#### SET EXERCISE
Extract and repeat verbatim every line of the items from the start down to the line containing "svg-text:prospective purchaser. The", including that line.

#### INFORMATION PROVIDED
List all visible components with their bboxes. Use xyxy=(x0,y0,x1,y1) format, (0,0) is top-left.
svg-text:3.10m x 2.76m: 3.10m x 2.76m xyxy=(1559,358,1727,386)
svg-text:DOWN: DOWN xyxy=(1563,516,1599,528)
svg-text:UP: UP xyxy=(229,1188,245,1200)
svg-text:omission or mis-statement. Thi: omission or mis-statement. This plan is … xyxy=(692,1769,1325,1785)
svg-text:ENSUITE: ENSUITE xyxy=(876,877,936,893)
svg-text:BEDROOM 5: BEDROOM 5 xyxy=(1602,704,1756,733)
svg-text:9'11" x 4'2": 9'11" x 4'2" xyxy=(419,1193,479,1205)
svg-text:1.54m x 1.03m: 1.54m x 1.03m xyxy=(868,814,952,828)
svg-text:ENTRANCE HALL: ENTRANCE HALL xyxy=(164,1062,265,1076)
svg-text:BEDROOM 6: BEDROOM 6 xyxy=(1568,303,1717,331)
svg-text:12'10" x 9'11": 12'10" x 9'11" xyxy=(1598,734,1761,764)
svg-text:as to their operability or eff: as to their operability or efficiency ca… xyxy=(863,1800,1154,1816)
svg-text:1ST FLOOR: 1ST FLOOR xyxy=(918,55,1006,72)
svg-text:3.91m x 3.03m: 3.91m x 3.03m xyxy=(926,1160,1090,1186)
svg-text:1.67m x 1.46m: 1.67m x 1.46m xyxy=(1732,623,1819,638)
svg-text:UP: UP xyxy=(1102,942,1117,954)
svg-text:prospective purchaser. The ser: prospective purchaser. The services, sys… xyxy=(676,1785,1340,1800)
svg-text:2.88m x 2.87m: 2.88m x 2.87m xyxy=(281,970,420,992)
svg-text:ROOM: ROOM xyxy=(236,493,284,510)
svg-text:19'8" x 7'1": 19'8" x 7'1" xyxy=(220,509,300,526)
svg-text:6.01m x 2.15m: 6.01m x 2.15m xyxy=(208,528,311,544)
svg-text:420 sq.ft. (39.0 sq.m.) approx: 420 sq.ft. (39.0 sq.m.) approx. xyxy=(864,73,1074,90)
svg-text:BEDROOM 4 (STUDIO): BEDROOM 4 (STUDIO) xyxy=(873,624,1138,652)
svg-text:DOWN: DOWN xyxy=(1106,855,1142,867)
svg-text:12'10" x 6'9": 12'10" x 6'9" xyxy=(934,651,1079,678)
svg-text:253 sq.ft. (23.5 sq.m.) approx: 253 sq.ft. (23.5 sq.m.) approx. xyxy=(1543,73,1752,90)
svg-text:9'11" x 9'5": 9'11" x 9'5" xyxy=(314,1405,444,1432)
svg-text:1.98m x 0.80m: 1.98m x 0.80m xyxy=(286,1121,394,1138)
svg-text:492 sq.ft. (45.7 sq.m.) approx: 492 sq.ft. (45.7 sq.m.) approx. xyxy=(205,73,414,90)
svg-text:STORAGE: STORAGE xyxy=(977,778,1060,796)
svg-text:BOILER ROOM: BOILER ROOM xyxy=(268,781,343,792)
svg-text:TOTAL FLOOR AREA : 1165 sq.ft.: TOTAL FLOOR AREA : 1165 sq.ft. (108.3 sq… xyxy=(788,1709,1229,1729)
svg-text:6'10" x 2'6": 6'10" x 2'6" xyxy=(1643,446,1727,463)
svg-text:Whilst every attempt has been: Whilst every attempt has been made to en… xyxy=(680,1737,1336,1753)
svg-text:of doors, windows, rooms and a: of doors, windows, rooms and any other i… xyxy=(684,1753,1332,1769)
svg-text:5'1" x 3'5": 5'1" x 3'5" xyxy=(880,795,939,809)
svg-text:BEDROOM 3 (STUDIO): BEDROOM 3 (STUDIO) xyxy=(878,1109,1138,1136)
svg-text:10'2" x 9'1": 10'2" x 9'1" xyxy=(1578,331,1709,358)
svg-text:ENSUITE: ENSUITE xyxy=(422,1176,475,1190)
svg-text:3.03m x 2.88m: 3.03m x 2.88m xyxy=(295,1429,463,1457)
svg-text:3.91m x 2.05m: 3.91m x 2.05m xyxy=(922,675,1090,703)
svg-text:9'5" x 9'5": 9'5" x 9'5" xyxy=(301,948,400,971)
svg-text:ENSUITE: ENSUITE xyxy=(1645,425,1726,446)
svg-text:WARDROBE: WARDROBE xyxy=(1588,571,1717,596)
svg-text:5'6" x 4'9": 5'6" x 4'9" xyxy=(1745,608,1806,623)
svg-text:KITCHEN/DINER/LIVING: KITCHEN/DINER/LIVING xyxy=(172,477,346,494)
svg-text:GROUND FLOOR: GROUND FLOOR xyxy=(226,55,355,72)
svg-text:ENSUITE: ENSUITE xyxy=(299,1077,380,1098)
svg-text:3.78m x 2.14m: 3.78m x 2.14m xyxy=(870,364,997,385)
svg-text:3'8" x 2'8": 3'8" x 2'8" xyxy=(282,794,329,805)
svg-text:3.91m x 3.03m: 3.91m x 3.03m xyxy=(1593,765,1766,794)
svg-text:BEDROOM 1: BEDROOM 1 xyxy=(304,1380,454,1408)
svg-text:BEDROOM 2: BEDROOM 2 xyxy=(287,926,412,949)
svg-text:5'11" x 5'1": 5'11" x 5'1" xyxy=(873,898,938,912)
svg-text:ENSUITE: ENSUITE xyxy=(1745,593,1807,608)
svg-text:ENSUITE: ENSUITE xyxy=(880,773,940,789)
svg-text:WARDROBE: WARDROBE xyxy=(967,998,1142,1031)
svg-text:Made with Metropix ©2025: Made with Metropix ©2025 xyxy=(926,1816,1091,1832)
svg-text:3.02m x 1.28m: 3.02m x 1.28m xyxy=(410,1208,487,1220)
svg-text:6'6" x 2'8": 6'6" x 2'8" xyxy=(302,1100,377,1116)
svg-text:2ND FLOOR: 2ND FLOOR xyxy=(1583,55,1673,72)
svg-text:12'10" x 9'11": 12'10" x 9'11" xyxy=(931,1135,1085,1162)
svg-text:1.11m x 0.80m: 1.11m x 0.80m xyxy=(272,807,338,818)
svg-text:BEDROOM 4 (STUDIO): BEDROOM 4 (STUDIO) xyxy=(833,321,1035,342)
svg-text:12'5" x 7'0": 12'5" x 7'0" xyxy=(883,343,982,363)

#### THE OUTPUT
List all visible components with their bboxes. Use xyxy=(x0,y0,x1,y1) format, (0,0) is top-left.
svg-text:3.10m x 2.76m: 3.10m x 2.76m xyxy=(1559,358,1727,386)
svg-text:DOWN: DOWN xyxy=(1563,516,1599,528)
svg-text:UP: UP xyxy=(229,1188,245,1200)
svg-text:omission or mis-statement. Thi: omission or mis-statement. This plan is … xyxy=(692,1769,1325,1785)
svg-text:ENSUITE: ENSUITE xyxy=(876,877,936,893)
svg-text:BEDROOM 5: BEDROOM 5 xyxy=(1602,704,1756,733)
svg-text:9'11" x 4'2": 9'11" x 4'2" xyxy=(419,1193,479,1205)
svg-text:1.54m x 1.03m: 1.54m x 1.03m xyxy=(868,814,952,828)
svg-text:ENTRANCE HALL: ENTRANCE HALL xyxy=(164,1062,265,1076)
svg-text:BEDROOM 6: BEDROOM 6 xyxy=(1568,303,1717,331)
svg-text:12'10" x 9'11": 12'10" x 9'11" xyxy=(1598,734,1761,764)
svg-text:as to their operability or eff: as to their operability or efficiency ca… xyxy=(863,1800,1154,1816)
svg-text:1ST FLOOR: 1ST FLOOR xyxy=(918,55,1006,72)
svg-text:3.91m x 3.03m: 3.91m x 3.03m xyxy=(926,1160,1090,1186)
svg-text:1.67m x 1.46m: 1.67m x 1.46m xyxy=(1732,623,1819,638)
svg-text:UP: UP xyxy=(1102,942,1117,954)
svg-text:prospective purchaser. The ser: prospective purchaser. The services, sys… xyxy=(676,1785,1340,1800)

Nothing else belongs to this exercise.